◆ **To be done**: Put the material below, from its start up to and including the line containing "The ohmic resistor R71 is at (628, 344).", into a two-column CSV with the headers source_text and response: one row for each text and its answer, every field in quotation marks and line breaks replaced by spaces. Leave the pictures out.

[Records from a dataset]
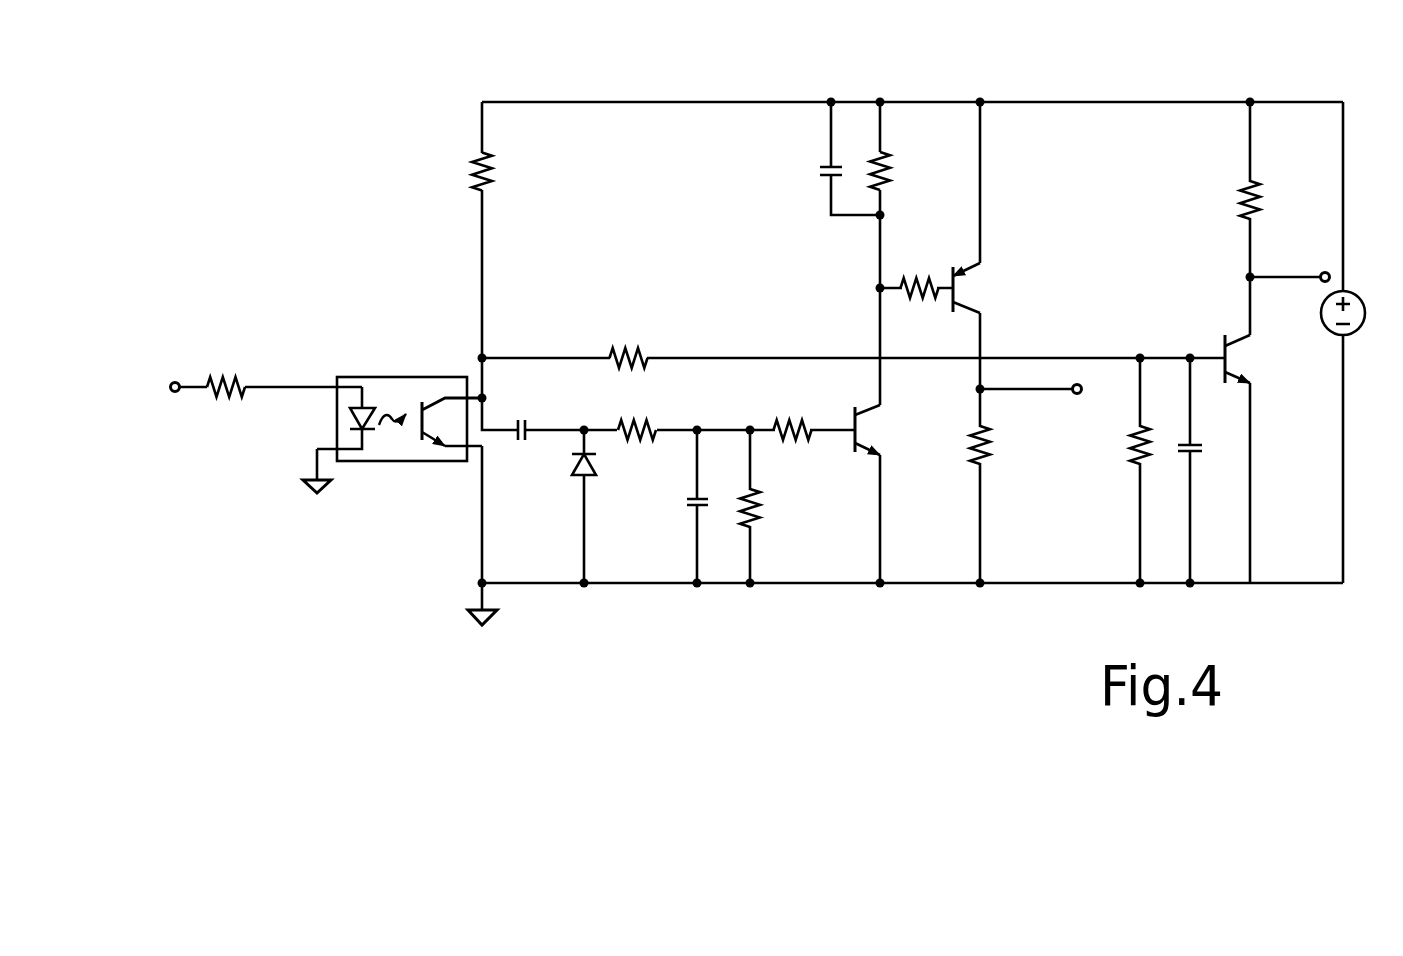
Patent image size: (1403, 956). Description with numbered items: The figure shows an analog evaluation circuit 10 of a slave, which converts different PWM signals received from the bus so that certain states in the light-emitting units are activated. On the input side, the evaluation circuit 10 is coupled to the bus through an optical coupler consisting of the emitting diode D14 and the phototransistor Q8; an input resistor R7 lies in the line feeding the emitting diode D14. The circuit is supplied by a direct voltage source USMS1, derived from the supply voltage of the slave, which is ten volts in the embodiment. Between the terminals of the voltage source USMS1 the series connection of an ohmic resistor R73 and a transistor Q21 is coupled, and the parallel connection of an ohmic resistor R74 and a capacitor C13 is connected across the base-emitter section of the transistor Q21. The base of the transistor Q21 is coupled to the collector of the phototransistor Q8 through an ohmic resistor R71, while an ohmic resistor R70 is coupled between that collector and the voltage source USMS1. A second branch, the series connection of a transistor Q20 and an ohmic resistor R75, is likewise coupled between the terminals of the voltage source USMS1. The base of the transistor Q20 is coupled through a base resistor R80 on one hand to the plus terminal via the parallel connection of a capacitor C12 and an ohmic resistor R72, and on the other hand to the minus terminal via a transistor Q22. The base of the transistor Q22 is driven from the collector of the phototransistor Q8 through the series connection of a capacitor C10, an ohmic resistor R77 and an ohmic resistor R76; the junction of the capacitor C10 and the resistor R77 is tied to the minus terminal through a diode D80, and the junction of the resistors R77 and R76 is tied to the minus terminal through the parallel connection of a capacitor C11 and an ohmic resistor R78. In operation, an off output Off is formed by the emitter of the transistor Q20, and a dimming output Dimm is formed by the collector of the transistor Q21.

The evaluation circuit 10 is at (784, 326).
The input resistor R7 is at (226, 371).
The emitting diode D14 is at (392, 419).
The phototransistor Q8 is at (452, 422).
The ohmic resistor R70 is at (507, 172).
The ohmic resistor R71 is at (628, 344).
The capacitor C10 is at (521, 417).
The ohmic resistor R77 is at (636, 416).
The diode D80 is at (559, 467).
The capacitor C11 is at (675, 500).
The ohmic resistor R78 is at (774, 508).
The ohmic resistor R76 is at (791, 416).
The transistor Q22 is at (890, 430).
The capacitor C12 is at (806, 172).
The ohmic resistor R72 is at (903, 171).
The resistor R80 is at (918, 275).
The transistor Q20 is at (985, 288).
The ohmic resistor R75 is at (1004, 445).
The ohmic resistor R74 is at (1114, 445).
The capacitor C13 is at (1209, 463).
The transistor Q21 is at (1259, 359).
The resistor R73 is at (1274, 200).
The off output Off is at (1044, 375).
The dimming output Dimm is at (1288, 262).
The voltage source USMS1 is at (1359, 320).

◆ **Full output**:
source_text,response
"Patent image size: (1403, 956). Description with numbered items: The figure shows an analog evaluation circuit 10 of a slave, which converts different PWM signals received from the bus so that certain states in the light-emitting units are activated. On the input side, the evaluation circuit 10 is coupled to the bus through an optical coupler consisting of the emitting diode D14 and the phototransistor Q8; an input resistor R7 lies in the line feeding the emitting diode D14. The circuit is supplied by a direct voltage source USMS1, derived from the supply voltage of the slave, which is ten volts in the embodiment. Between the terminals of the voltage source USMS1 the series connection of an ohmic resistor R73 and a transistor Q21 is coupled, and the parallel connection of an ohmic resistor R74 and a capacitor C13 is connected across the base-emitter section of the transistor Q21. The base of the transistor Q21 is coupled to the collector of the phototransistor Q8 through an ohmic resistor R71, while an ohmic resistor R70 is coupled between that collector and the voltage source USMS1. A second branch, the series connection of a transistor Q20 and an ohmic resistor R75, is likewise coupled between the terminals of the voltage source USMS1. The base of the transistor Q20 is coupled through a base resistor R80 on one hand to the plus terminal via the parallel connection of a capacitor C12 and an ohmic resistor R72, and on the other hand to the minus terminal via a transistor Q22. The base of the transistor Q22 is driven from the collector of the phototransistor Q8 through the series connection of a capacitor C10, an ohmic resistor R77 and an ohmic resistor R76; the junction of the capacitor C10 and the resistor R77 is tied to the minus terminal through a diode D80, and the junction of the resistors R77 and R76 is tied to the minus terminal through the parallel connection of a capacitor C11 and an ohmic resistor R78. In operation, an off output Off is formed by the emitter of the transistor Q20, and a dimming output Dimm is formed by the collector of the transistor Q21.","The evaluation circuit 10 is at (784, 326). The input resistor R7 is at (226, 371). The emitting diode D14 is at (392, 419). The phototransistor Q8 is at (452, 422). The ohmic resistor R70 is at (507, 172). The ohmic resistor R71 is at (628, 344)."